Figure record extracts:
....

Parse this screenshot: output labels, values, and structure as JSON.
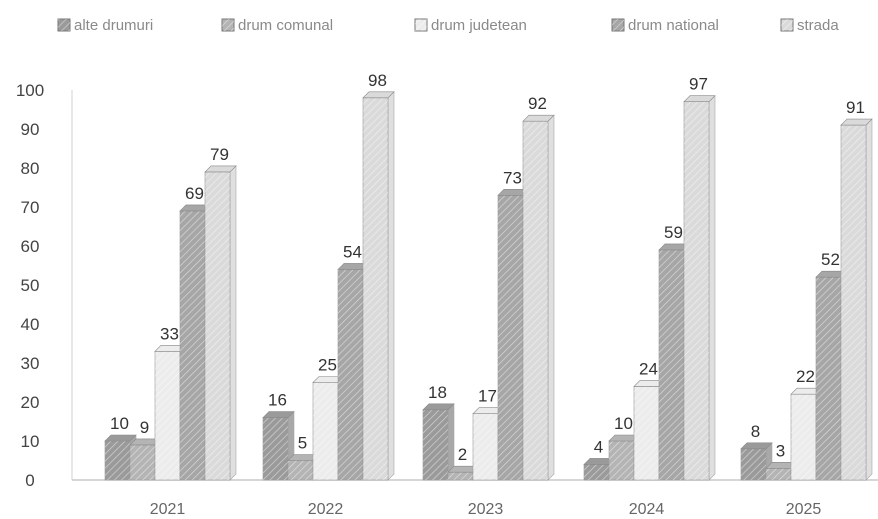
{
  "chart_data": {
    "type": "bar",
    "title": "",
    "xlabel": "",
    "ylabel": "",
    "categories": [
      "2021",
      "2022",
      "2023",
      "2024",
      "2025"
    ],
    "series": [
      {
        "name": "alte drumuri",
        "values": [
          10,
          16,
          18,
          4,
          8
        ],
        "color": "#9a9a9a"
      },
      {
        "name": "drum comunal",
        "values": [
          9,
          5,
          2,
          10,
          3
        ],
        "color": "#b4b4b4"
      },
      {
        "name": "drum judetean",
        "values": [
          33,
          25,
          17,
          24,
          22
        ],
        "color": "#ececec"
      },
      {
        "name": "drum national",
        "values": [
          69,
          54,
          73,
          59,
          52
        ],
        "color": "#a6a6a6"
      },
      {
        "name": "strada",
        "values": [
          79,
          98,
          92,
          97,
          91
        ],
        "color": "#dadada"
      }
    ],
    "yticks": [
      "0",
      "10",
      "20",
      "30",
      "40",
      "50",
      "60",
      "70",
      "80",
      "90",
      "100"
    ],
    "ylim": [
      0,
      100
    ],
    "legend_position": "top",
    "grid": false
  }
}
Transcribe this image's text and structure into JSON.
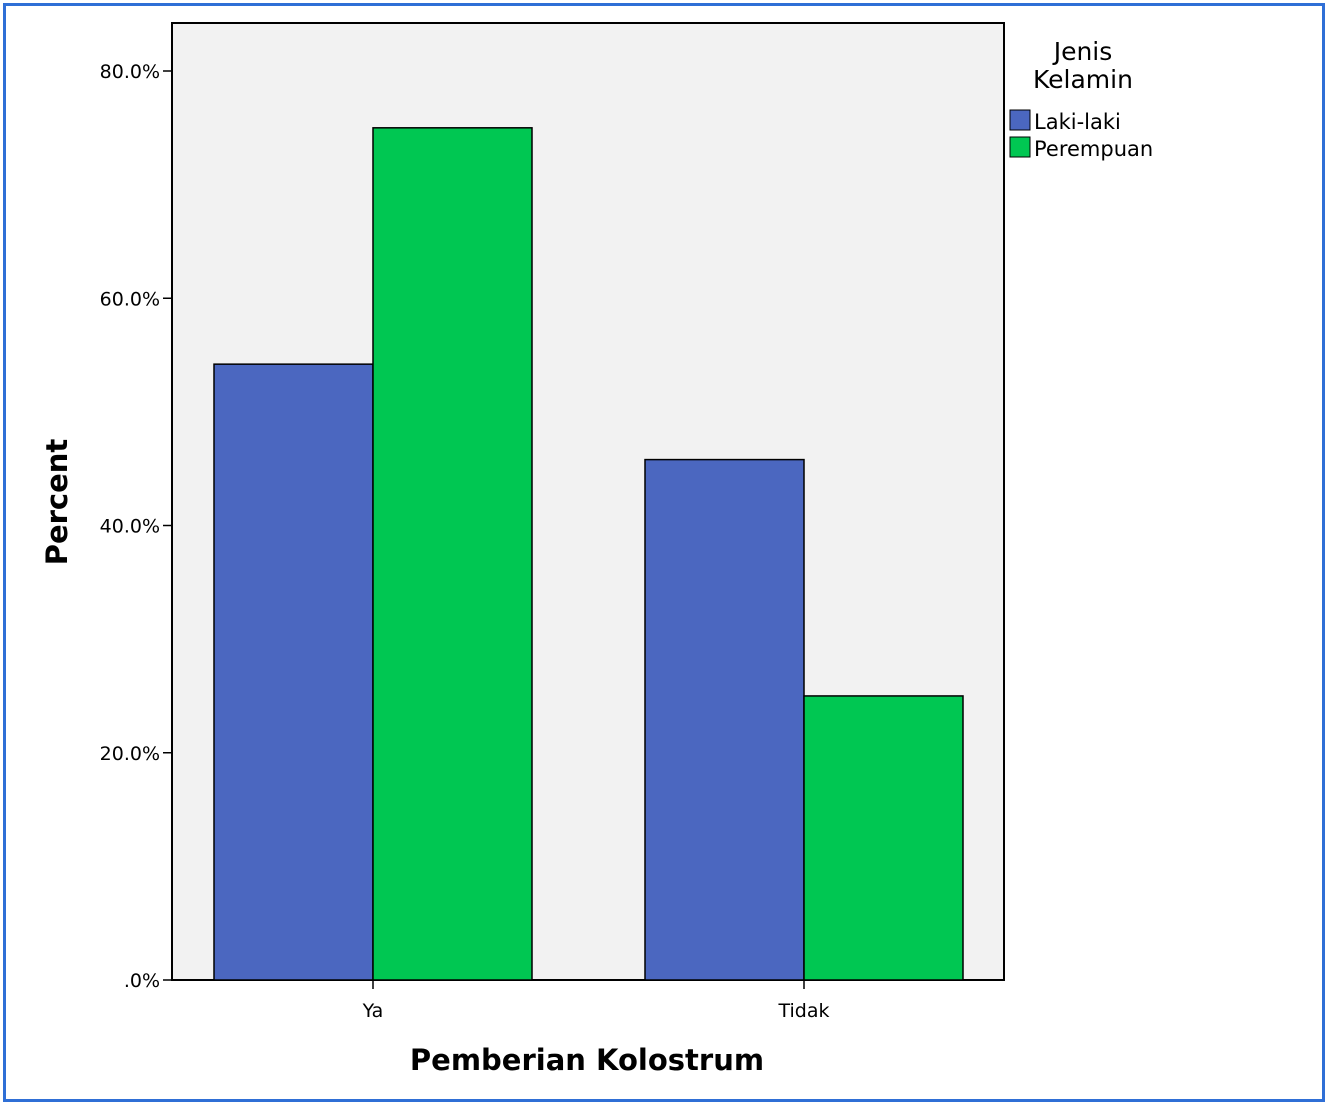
{
  "chart_data": {
    "type": "bar",
    "categories": [
      "Ya",
      "Tidak"
    ],
    "series": [
      {
        "name": "Laki-laki",
        "values": [
          54.2,
          45.8
        ],
        "color": "#4b67c0"
      },
      {
        "name": "Perempuan",
        "values": [
          75.0,
          25.0
        ],
        "color": "#00c752"
      }
    ],
    "xlabel": "Pemberian Kolostrum",
    "ylabel": "Percent",
    "ylim": [
      0,
      80
    ],
    "yticks": [
      0,
      20,
      40,
      60,
      80
    ],
    "ytick_labels": [
      ".0%",
      "20.0%",
      "40.0%",
      "60.0%",
      "80.0%"
    ],
    "legend": {
      "title_lines": [
        "Jenis",
        "Kelamin"
      ],
      "placement": "top-right, outside plot"
    },
    "grid": false,
    "plot_background": "#f2f2f2",
    "frame_color": "#2f6fd6"
  }
}
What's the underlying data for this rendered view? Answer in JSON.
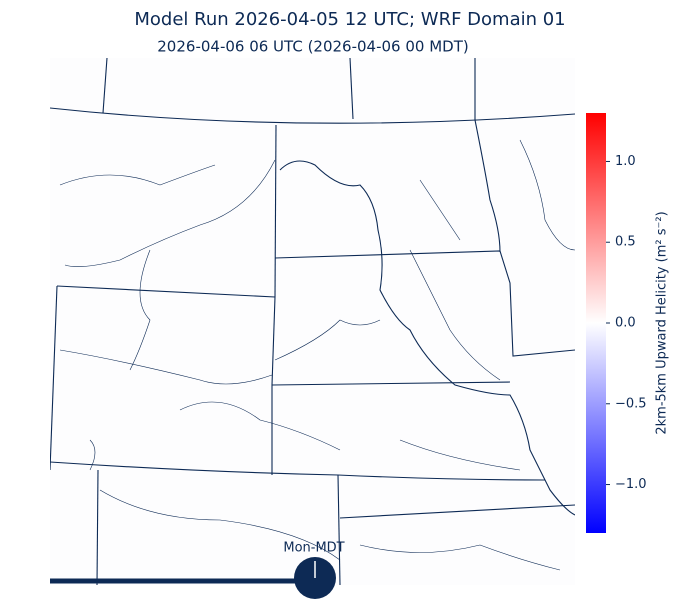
{
  "header": {
    "title": "Model Run 2026-04-05 12 UTC; WRF Domain 01",
    "subtitle": "2026-04-06 06 UTC  (2026-04-06 00 MDT)"
  },
  "colorbar": {
    "label": "2km-5km Upward Helicity (m² s⁻²)",
    "range": [
      -1.3,
      1.3
    ],
    "ticks": [
      {
        "value": 1,
        "label": "1.0"
      },
      {
        "value": 0.5,
        "label": "0.5"
      },
      {
        "value": 0,
        "label": "0.0"
      },
      {
        "value": -0.5,
        "label": "−0.5"
      },
      {
        "value": -1,
        "label": "−1.0"
      }
    ]
  },
  "clock": {
    "label": "Mon-MDT"
  }
}
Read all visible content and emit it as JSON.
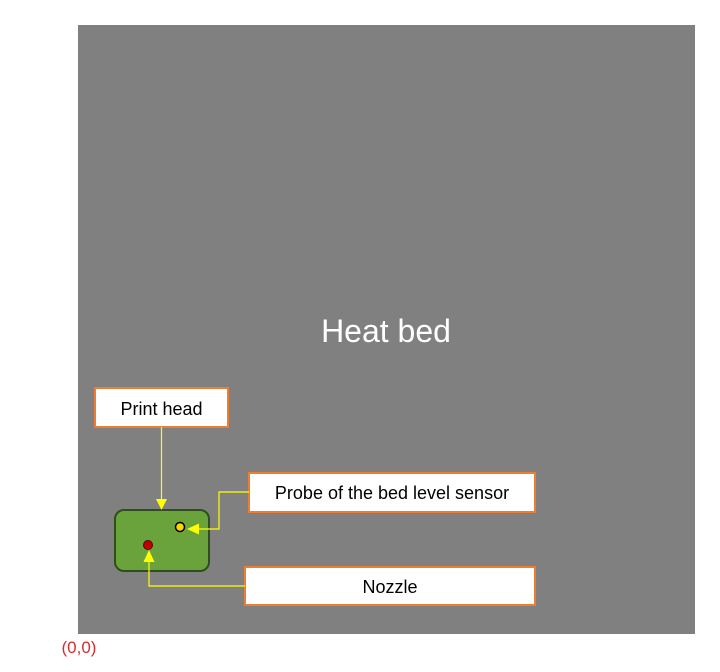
{
  "heat_bed": {
    "label": "Heat bed"
  },
  "callouts": {
    "print_head": "Print head",
    "probe": "Probe of the bed level sensor",
    "nozzle": "Nozzle"
  },
  "origin_label": "(0,0)",
  "colors": {
    "bed": "#808080",
    "bed_text": "#ffffff",
    "print_head_fill": "#6aa33c",
    "print_head_stroke": "#2f4f1a",
    "callout_border": "#ed7d31",
    "arrow": "#ffff00",
    "probe_fill": "#ffd400",
    "nozzle_fill": "#c00000",
    "origin_text": "#d03030"
  }
}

....

■ Written problem ■
Write out exactly, and nothing more than, the lines of the entries above from the line containing "Read all visible content and emit it as JSON." through the final line; omit any pictures.

■ Exercise response ■
Read all visible content and emit it as JSON.
{
  "heat_bed": {
    "label": "Heat bed"
  },
  "callouts": {
    "print_head": "Print head",
    "probe": "Probe of the bed level sensor",
    "nozzle": "Nozzle"
  },
  "origin_label": "(0,0)",
  "colors": {
    "bed": "#808080",
    "bed_text": "#ffffff",
    "print_head_fill": "#6aa33c",
    "print_head_stroke": "#2f4f1a",
    "callout_border": "#ed7d31",
    "arrow": "#ffff00",
    "probe_fill": "#ffd400",
    "nozzle_fill": "#c00000",
    "origin_text": "#d03030"
  }
}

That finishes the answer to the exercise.